**What the exercise asks**.
Repeat the material below word for word and leave out all pictures.
**** Dataset records
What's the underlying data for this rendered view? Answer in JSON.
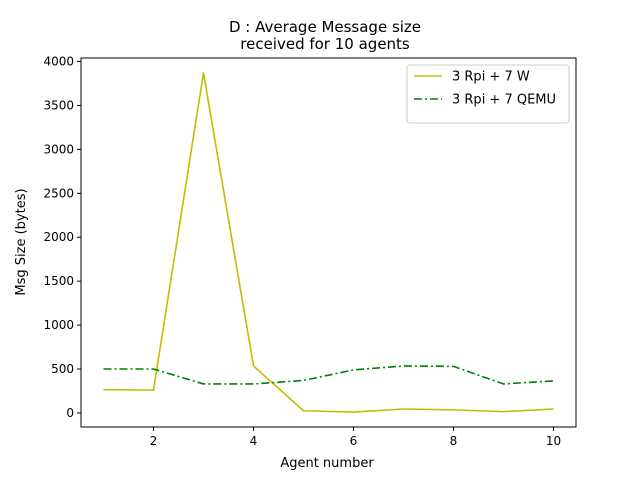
{
  "chart_data": {
    "type": "line",
    "title_line1": "D : Average Message size",
    "title_line2": "received for 10 agents",
    "xlabel": "Agent number",
    "ylabel": "Msg Size (bytes)",
    "xlim": [
      0.55,
      10.45
    ],
    "ylim": [
      -160,
      4040
    ],
    "xticks": [
      2,
      4,
      6,
      8,
      10
    ],
    "yticks": [
      0,
      500,
      1000,
      1500,
      2000,
      2500,
      3000,
      3500,
      4000
    ],
    "grid": false,
    "legend_position": "top-right",
    "x": [
      1,
      2,
      3,
      4,
      5,
      6,
      7,
      8,
      9,
      10
    ],
    "series": [
      {
        "name": "3 Rpi + 7 W",
        "color": "#bfbf00",
        "style": "solid",
        "values": [
          265,
          260,
          3870,
          535,
          25,
          10,
          45,
          35,
          15,
          45
        ]
      },
      {
        "name": "3 Rpi + 7 QEMU",
        "color": "#008000",
        "style": "dashdot",
        "values": [
          500,
          500,
          330,
          330,
          370,
          490,
          535,
          530,
          330,
          365
        ]
      }
    ]
  }
}
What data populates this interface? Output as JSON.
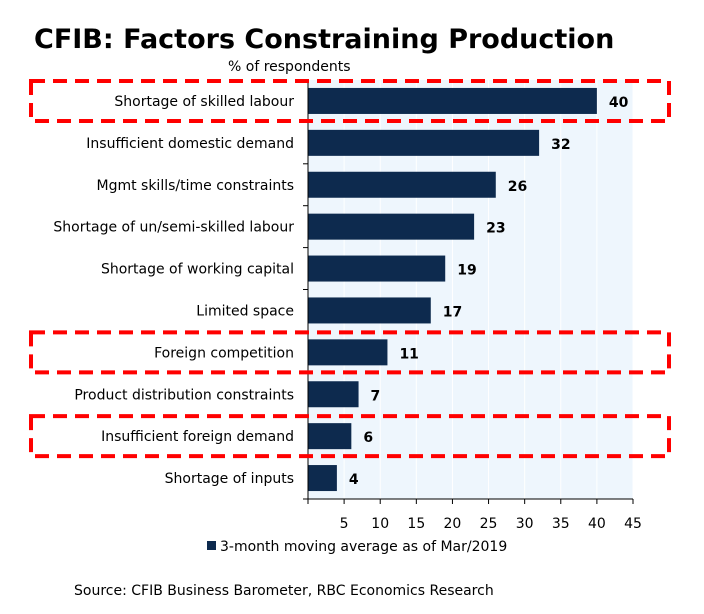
{
  "chart_data": {
    "type": "bar",
    "orientation": "horizontal",
    "title": "CFIB: Factors Constraining Production",
    "subtitle": "% of respondents",
    "categories": [
      "Shortage of skilled labour",
      "Insufficient domestic demand",
      "Mgmt skills/time constraints",
      "Shortage of un/semi-skilled labour",
      "Shortage of working capital",
      "Limited space",
      "Foreign competition",
      "Product distribution constraints",
      "Insufficient foreign demand",
      "Shortage of inputs"
    ],
    "values": [
      40,
      32,
      26,
      23,
      19,
      17,
      11,
      7,
      6,
      4
    ],
    "highlighted": [
      "Shortage of skilled labour",
      "Foreign competition",
      "Insufficient foreign demand"
    ],
    "xlim": [
      0,
      45
    ],
    "xticks": [
      5,
      10,
      15,
      20,
      25,
      30,
      35,
      40,
      45
    ],
    "grid": true,
    "legend": {
      "label": "3-month moving average as of Mar/2019",
      "position": "bottom"
    },
    "source": "Source: CFIB Business Barometer, RBC Economics Research",
    "colors": {
      "bar": "#0d2a4e",
      "plot_bg": "#eef6fd",
      "highlight": "#ff0000"
    }
  }
}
********
**The reply**.
What's the underlying data for this rendered view? Answer in JSON.
{
  "chart_data": {
    "type": "line",
    "title_line1": "D : Average Message size",
    "title_line2": "received for 10 agents",
    "xlabel": "Agent number",
    "ylabel": "Msg Size (bytes)",
    "xlim": [
      0.55,
      10.45
    ],
    "ylim": [
      -160,
      4040
    ],
    "xticks": [
      2,
      4,
      6,
      8,
      10
    ],
    "yticks": [
      0,
      500,
      1000,
      1500,
      2000,
      2500,
      3000,
      3500,
      4000
    ],
    "grid": false,
    "legend_position": "top-right",
    "x": [
      1,
      2,
      3,
      4,
      5,
      6,
      7,
      8,
      9,
      10
    ],
    "series": [
      {
        "name": "3 Rpi + 7 W",
        "color": "#bfbf00",
        "style": "solid",
        "values": [
          265,
          260,
          3870,
          535,
          25,
          10,
          45,
          35,
          15,
          45
        ]
      },
      {
        "name": "3 Rpi + 7 QEMU",
        "color": "#008000",
        "style": "dashdot",
        "values": [
          500,
          500,
          330,
          330,
          370,
          490,
          535,
          530,
          330,
          365
        ]
      }
    ]
  }
}
What data populates this interface? Output as JSON.
{
  "chart_data": {
    "type": "bar",
    "orientation": "horizontal",
    "title": "CFIB: Factors Constraining Production",
    "subtitle": "% of respondents",
    "categories": [
      "Shortage of skilled labour",
      "Insufficient domestic demand",
      "Mgmt skills/time constraints",
      "Shortage of un/semi-skilled labour",
      "Shortage of working capital",
      "Limited space",
      "Foreign competition",
      "Product distribution constraints",
      "Insufficient foreign demand",
      "Shortage of inputs"
    ],
    "values": [
      40,
      32,
      26,
      23,
      19,
      17,
      11,
      7,
      6,
      4
    ],
    "highlighted": [
      "Shortage of skilled labour",
      "Foreign competition",
      "Insufficient foreign demand"
    ],
    "xlim": [
      0,
      45
    ],
    "xticks": [
      5,
      10,
      15,
      20,
      25,
      30,
      35,
      40,
      45
    ],
    "grid": true,
    "legend": {
      "label": "3-month moving average as of Mar/2019",
      "position": "bottom"
    },
    "source": "Source: CFIB Business Barometer, RBC Economics Research",
    "colors": {
      "bar": "#0d2a4e",
      "plot_bg": "#eef6fd",
      "highlight": "#ff0000"
    }
  }
}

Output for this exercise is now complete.